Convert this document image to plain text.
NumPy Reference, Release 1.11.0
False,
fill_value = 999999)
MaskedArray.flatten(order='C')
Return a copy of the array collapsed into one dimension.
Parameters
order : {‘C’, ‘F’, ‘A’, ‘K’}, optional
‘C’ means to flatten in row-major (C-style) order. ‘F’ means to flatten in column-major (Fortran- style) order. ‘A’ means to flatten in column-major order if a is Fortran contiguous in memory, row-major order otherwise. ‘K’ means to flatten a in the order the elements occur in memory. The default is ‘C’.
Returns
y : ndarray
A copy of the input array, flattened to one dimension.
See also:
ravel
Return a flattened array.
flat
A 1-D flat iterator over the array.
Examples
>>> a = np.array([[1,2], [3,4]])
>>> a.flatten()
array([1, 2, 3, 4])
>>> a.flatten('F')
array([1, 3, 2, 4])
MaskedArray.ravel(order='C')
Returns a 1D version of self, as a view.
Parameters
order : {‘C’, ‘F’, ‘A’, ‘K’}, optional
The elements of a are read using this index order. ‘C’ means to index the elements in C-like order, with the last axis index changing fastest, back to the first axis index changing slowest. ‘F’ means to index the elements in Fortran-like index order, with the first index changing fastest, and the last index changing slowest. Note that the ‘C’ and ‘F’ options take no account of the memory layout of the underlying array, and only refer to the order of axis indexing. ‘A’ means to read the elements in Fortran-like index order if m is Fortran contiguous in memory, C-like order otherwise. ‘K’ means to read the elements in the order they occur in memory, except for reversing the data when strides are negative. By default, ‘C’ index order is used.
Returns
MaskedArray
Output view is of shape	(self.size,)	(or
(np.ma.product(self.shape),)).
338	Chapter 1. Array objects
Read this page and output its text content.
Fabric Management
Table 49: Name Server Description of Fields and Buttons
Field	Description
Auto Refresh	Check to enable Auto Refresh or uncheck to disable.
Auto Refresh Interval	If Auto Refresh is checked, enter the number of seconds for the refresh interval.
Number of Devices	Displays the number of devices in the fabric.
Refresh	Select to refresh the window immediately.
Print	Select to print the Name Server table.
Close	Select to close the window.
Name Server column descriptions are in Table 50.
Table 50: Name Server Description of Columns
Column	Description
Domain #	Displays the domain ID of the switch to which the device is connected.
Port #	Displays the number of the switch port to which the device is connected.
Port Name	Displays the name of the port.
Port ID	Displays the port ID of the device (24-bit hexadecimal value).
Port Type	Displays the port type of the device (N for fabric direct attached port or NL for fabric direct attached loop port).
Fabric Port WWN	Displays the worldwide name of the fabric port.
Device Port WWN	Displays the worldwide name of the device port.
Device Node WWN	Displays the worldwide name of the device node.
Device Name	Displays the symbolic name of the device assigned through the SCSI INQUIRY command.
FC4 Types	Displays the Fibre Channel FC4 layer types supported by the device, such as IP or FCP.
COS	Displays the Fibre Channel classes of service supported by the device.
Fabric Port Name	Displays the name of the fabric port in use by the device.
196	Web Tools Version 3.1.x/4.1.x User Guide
++++
Each line holding "window" must be found and copied.

Refresh	Select to refresh the window immediately.
Close	Select to close the window.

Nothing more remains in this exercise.